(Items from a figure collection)
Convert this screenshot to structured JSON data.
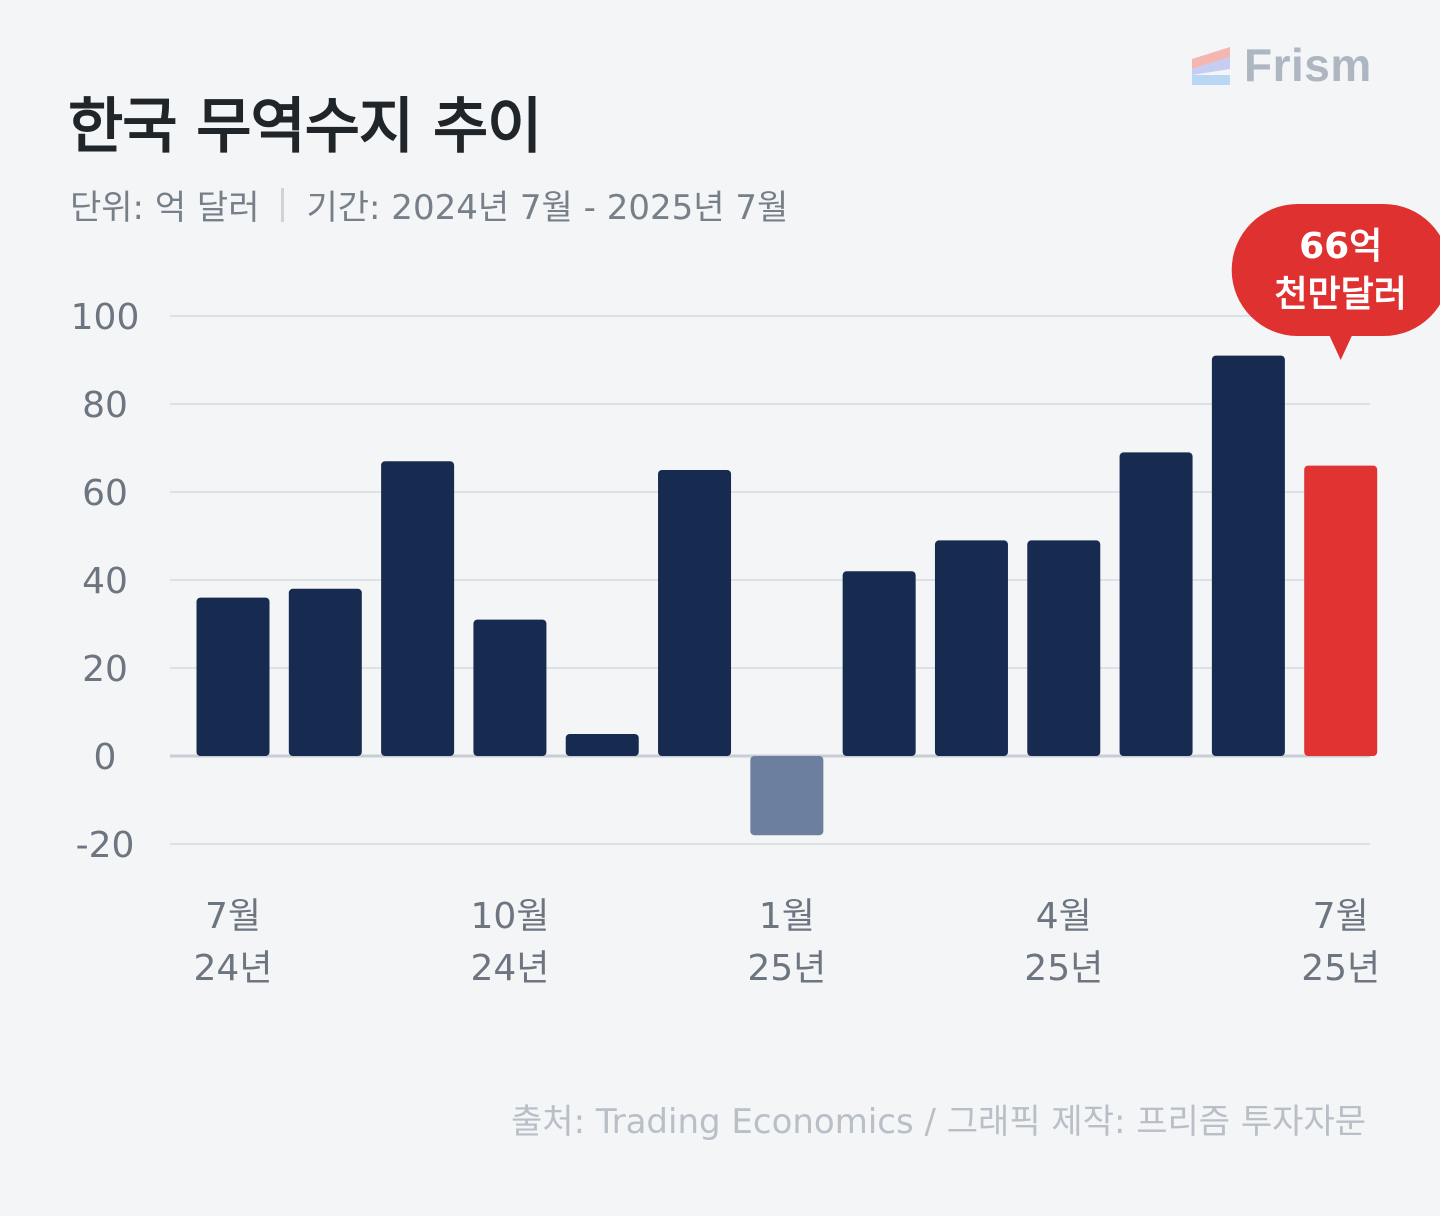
{
  "header": {
    "title": "한국 무역수지 추이",
    "unit": "단위: 억 달러",
    "period": "기간: 2024년 7월 - 2025년 7월"
  },
  "logo": {
    "text": "Frism"
  },
  "callout": {
    "line1": "66억",
    "line2": "천만달러"
  },
  "source": "출처: Trading Economics / 그래픽 제작: 프리즘 투자자문",
  "colors": {
    "bar": "#172a50",
    "negative_bar": "#6d7f9f",
    "highlight_bar": "#e23333",
    "grid": "#d6dade",
    "axis_text": "#6d7580",
    "callout_bg": "#e03131"
  },
  "chart_data": {
    "type": "bar",
    "ylim": [
      -20,
      100
    ],
    "yticks": [
      100,
      80,
      60,
      40,
      20,
      0,
      -20
    ],
    "grid": true,
    "series": [
      {
        "values": [
          36,
          38,
          67,
          31,
          5,
          65,
          -18,
          42,
          49,
          49,
          69,
          91,
          66
        ]
      }
    ],
    "highlight_index": 12,
    "x_tick_labels": [
      {
        "index": 0,
        "line1": "7월",
        "line2": "24년"
      },
      {
        "index": 3,
        "line1": "10월",
        "line2": "24년"
      },
      {
        "index": 6,
        "line1": "1월",
        "line2": "25년"
      },
      {
        "index": 9,
        "line1": "4월",
        "line2": "25년"
      },
      {
        "index": 12,
        "line1": "7월",
        "line2": "25년"
      }
    ]
  }
}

**Aim**
With the pictures omitted, reproduce the records in full and exactly.

**Expected answer**
Convert this screenshot to structured JSON data.
{
  "header": {
    "title": "한국 무역수지 추이",
    "unit": "단위: 억 달러",
    "period": "기간: 2024년 7월 - 2025년 7월"
  },
  "logo": {
    "text": "Frism"
  },
  "callout": {
    "line1": "66억",
    "line2": "천만달러"
  },
  "source": "출처: Trading Economics / 그래픽 제작: 프리즘 투자자문",
  "colors": {
    "bar": "#172a50",
    "negative_bar": "#6d7f9f",
    "highlight_bar": "#e23333",
    "grid": "#d6dade",
    "axis_text": "#6d7580",
    "callout_bg": "#e03131"
  },
  "chart_data": {
    "type": "bar",
    "ylim": [
      -20,
      100
    ],
    "yticks": [
      100,
      80,
      60,
      40,
      20,
      0,
      -20
    ],
    "grid": true,
    "series": [
      {
        "values": [
          36,
          38,
          67,
          31,
          5,
          65,
          -18,
          42,
          49,
          49,
          69,
          91,
          66
        ]
      }
    ],
    "highlight_index": 12,
    "x_tick_labels": [
      {
        "index": 0,
        "line1": "7월",
        "line2": "24년"
      },
      {
        "index": 3,
        "line1": "10월",
        "line2": "24년"
      },
      {
        "index": 6,
        "line1": "1월",
        "line2": "25년"
      },
      {
        "index": 9,
        "line1": "4월",
        "line2": "25년"
      },
      {
        "index": 12,
        "line1": "7월",
        "line2": "25년"
      }
    ]
  }
}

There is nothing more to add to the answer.